[Saved entries]
++++++++++
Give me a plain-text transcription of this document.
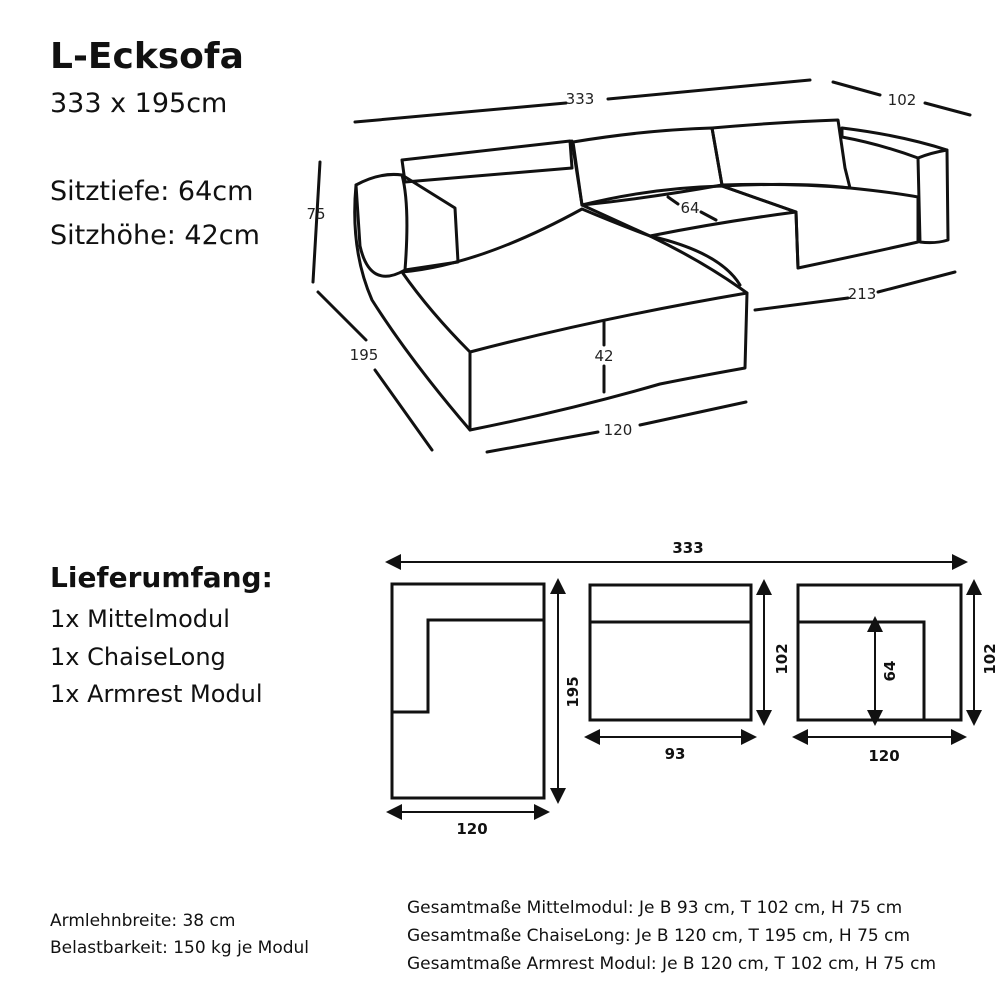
L-Ecksofa
333 x 195cm
Sitztiefe: 64cm
Sitzhöhe: 42cm
Lieferumfang:
1x Mittelmodul
1x ChaiseLong
1x Armrest Modul
333	102
75
195
64
42
213
120
333
195
120
102
93
64	102
120
Armlehnbreite: 38 cm
Belastbarkeit: 150 kg je Modul
Gesamtmaße Mittelmodul: Je B 93 cm, T 102 cm, H 75 cm
Gesamtmaße ChaiseLong: Je B 120 cm, T 195 cm, H 75 cm
Gesamtmaße Armrest Modul: Je B 120 cm, T 102 cm, H 75 cm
++++++++++
Given task
Write out all the entries word for word, but skip any images.

Full solution
Give me a plain-text transcription of this document.
L-Ecksofa
333 x 195cm
Sitztiefe: 64cm
Sitzhöhe: 42cm
Lieferumfang:
1x Mittelmodul
1x ChaiseLong
1x Armrest Modul
333	102
75
195
64
42
213
120
333
195
120
102
93
64	102
120
Armlehnbreite: 38 cm
Belastbarkeit: 150 kg je Modul
Gesamtmaße Mittelmodul: Je B 93 cm, T 102 cm, H 75 cm
Gesamtmaße ChaiseLong: Je B 120 cm, T 195 cm, H 75 cm
Gesamtmaße Armrest Modul: Je B 120 cm, T 102 cm, H 75 cm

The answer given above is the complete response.